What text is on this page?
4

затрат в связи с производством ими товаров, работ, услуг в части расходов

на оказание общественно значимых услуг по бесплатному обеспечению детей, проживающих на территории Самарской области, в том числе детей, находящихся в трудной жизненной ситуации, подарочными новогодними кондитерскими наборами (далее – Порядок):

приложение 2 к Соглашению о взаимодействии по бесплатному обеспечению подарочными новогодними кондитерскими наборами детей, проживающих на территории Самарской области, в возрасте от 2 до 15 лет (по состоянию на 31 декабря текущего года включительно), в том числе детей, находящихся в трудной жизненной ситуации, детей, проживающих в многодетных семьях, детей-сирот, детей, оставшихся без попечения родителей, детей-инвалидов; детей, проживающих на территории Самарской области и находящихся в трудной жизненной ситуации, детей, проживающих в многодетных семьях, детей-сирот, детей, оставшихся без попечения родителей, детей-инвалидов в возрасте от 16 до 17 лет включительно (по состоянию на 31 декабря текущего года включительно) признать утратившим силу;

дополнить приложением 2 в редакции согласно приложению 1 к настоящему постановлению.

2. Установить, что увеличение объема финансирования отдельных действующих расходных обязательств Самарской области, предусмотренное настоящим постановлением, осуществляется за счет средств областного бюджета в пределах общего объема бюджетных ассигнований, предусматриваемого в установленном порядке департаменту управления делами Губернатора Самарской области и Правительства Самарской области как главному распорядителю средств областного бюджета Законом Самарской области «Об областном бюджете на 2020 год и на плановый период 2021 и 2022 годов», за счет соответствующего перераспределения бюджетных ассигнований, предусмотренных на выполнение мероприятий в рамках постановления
+ + + +
Task prompt:
Only lines that contain the word "проживающих" are wanted; copy each of them.

Solution to this task:
на оказание общественно значимых услуг по бесплатному обеспечению детей, проживающих на территории Самарской области, в том числе детей, находящихся в трудной жизненной ситуации, подарочными новогодними кондитерскими наборами (далее – Порядок):
приложение 2 к Соглашению о взаимодействии по бесплатному обеспечению подарочными новогодними кондитерскими наборами детей, проживающих на территории Самарской области, в возрасте от 2 до 15 лет (по состоянию на 31 декабря текущего года включительно), в том числе детей, находящихся в трудной жизненной ситуации, детей, проживающих в многодетных семьях, детей-сирот, детей, оставшихся без попечения родителей, детей-инвалидов; детей, проживающих на территории Самарской области и находящихся в трудной жизненной ситуации, детей, проживающих в многодетных семьях, детей-сирот, детей, оставшихся без попечения родителей, детей-инвалидов в возрасте от 16 до 17 лет включительно (по состоянию на 31 декабря текущего года включительно) признать утратившим силу;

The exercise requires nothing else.